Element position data
════════
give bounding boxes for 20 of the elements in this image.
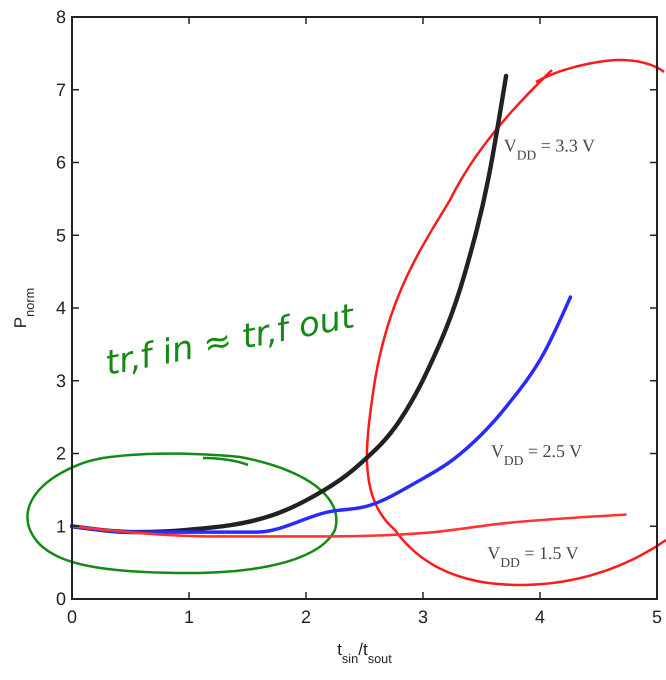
x-tick-label: 4 [534,607,546,627]
y-tick-label: 3 [56,370,66,391]
x-tick-label: 3 [418,607,428,627]
x-tick-label: 5 [652,607,662,627]
x-tick-label: 2 [300,607,312,627]
y-tick-label: 7 [56,80,66,100]
series-label: V$_{DD}$ = 2.5 V [490,441,582,468]
series-label: V$_{DD}$ = 1.5 V [487,542,579,570]
x-tick-label: 1 [184,607,194,627]
y-tick-label: 5 [56,225,66,246]
annotation: tr,f in ≈ tr,f out [102,296,360,384]
y-tick-label: 6 [56,152,66,172]
y-tick-label: 8 [56,7,66,27]
y-tick-label: 2 [56,444,66,464]
y-tick-label: 0 [56,589,66,609]
y-tick-label: 1 [56,516,66,536]
series-label: V$_{DD}$ = 3.3 V [504,136,596,162]
y-tick-label: 4 [56,298,66,318]
x-axis-title: t$_{sin}$/t$_{sout}$ [337,640,392,666]
line-series [70,513,627,538]
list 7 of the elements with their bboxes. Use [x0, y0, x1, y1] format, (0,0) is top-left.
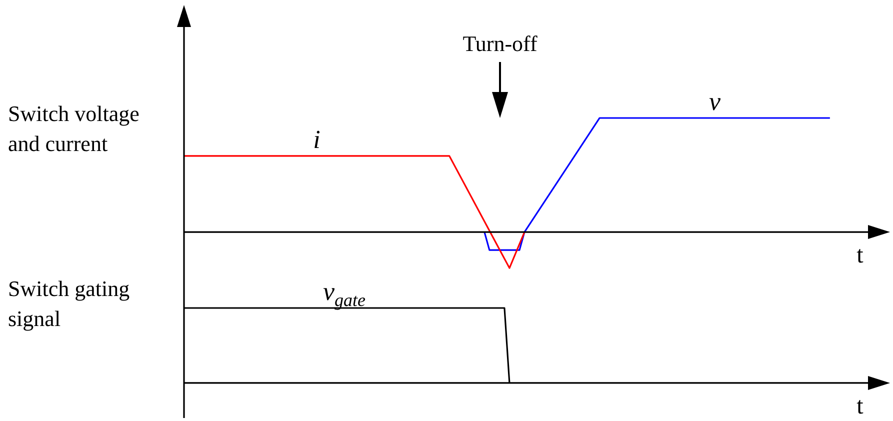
- x-axis-title: t: [856, 393, 864, 420]
- y-axis-title: Switch gating signal: [8, 276, 130, 331]
- text: Turn-off: [462, 30, 538, 56]
- x-axis-title: t: [856, 242, 864, 268]
- y-axis-title: Switch voltage and current: [8, 100, 140, 156]
- series-label: v: [708, 86, 721, 116]
- series-label: i: [313, 124, 320, 154]
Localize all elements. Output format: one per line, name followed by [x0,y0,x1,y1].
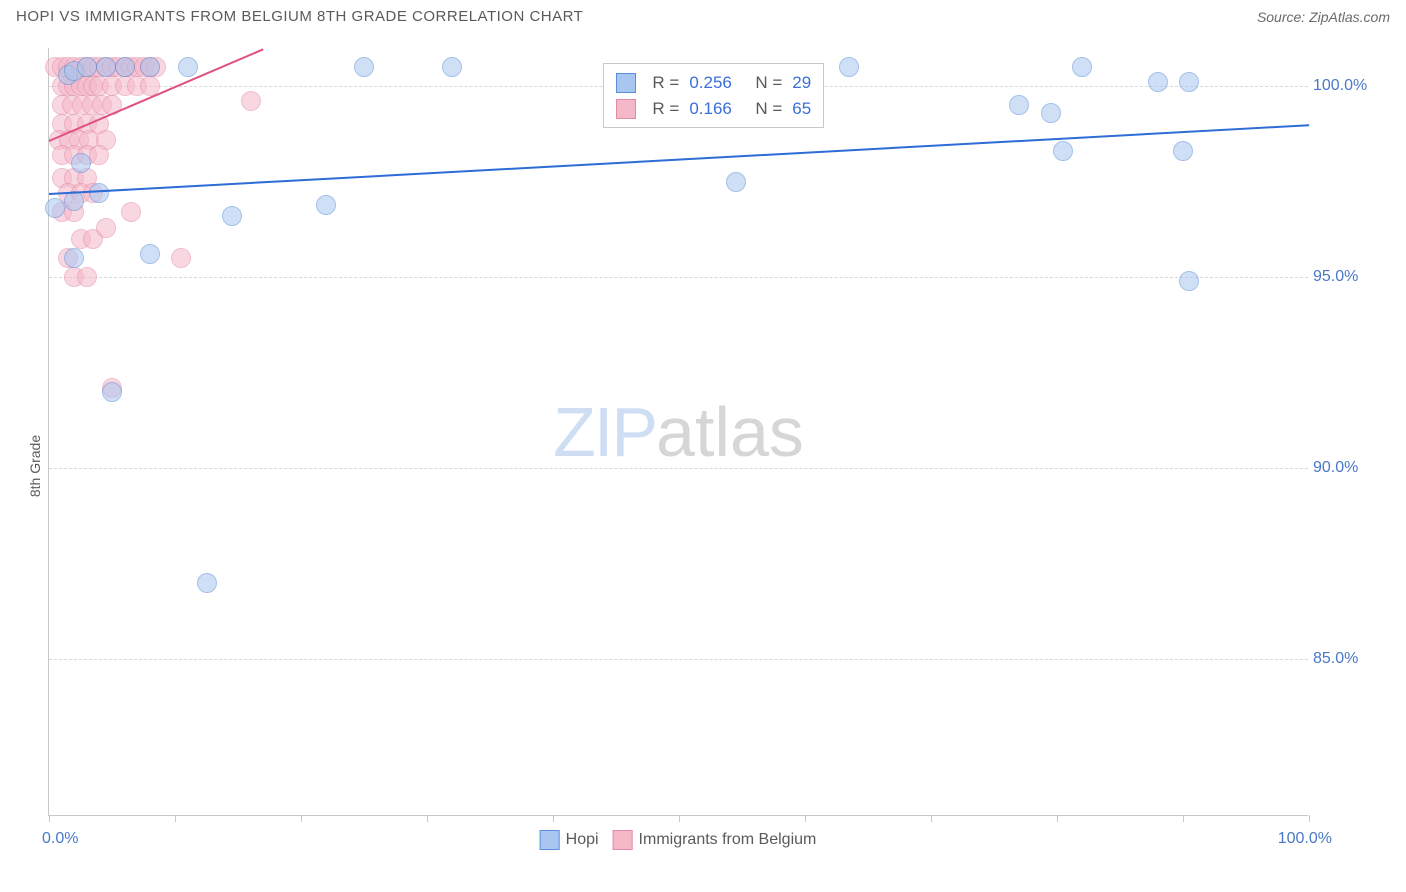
════════
= WRITTEN REQUEST =
Convert every line of the listing above into a JSON list of strings, one string per line, with blank lines and the pictures left out.

= FINAL RESULT =
[
  "give bounding boxes for 20 of the elements in this image.",
  "x-tick-label: 4 [534,607,546,627]",
  "y-tick-label: 3 [56,370,66,391]",
  "x-tick-label: 3 [418,607,428,627]",
  "x-tick-label: 5 [652,607,662,627]",
  "x-tick-label: 2 [300,607,312,627]",
  "y-tick-label: 7 [56,80,66,100]",
  "series-label: V$_{DD}$ = 2.5 V [490,441,582,468]",
  "series-label: V$_{DD}$ = 1.5 V [487,542,579,570]",
  "x-tick-label: 1 [184,607,194,627]",
  "y-tick-label: 5 [56,225,66,246]",
  "annotation: tr,f in ≈ tr,f out [102,296,360,384]",
  "y-tick-label: 6 [56,152,66,172]",
  "y-tick-label: 8 [56,7,66,27]",
  "y-tick-label: 2 [56,444,66,464]",
  "y-tick-label: 0 [56,589,66,609]",
  "y-tick-label: 1 [56,516,66,536]",
  "series-label: V$_{DD}$ = 3.3 V [504,136,596,162]",
  "y-tick-label: 4 [56,298,66,318]",
  "x-axis-title: t$_{sin}$/t$_{sout}$ [337,640,392,666]",
  "line-series [70,513,627,538]",
  "list 7 of the elements with their bboxes. Use [x0, y0, x1, y1] format, (0,0) is top-left.",
  "- x-axis-title: t: [856, 393, 864, 420]",
  "- y-axis-title: Switch gating signal: [8, 276, 130, 331]",
  "- text: Turn-off: [462, 30, 538, 56]",
  "- x-axis-title: t: [856, 242, 864, 268]",
  "- y-axis-title: Switch voltage and current: [8, 100, 140, 156]",
  "- series-label: v: [708, 86, 721, 116]",
  "- series-label: i: [313, 124, 320, 154]",
  "Localize all elements. Output format: one per line, name followed by [x0,y0,x1,y1]."
]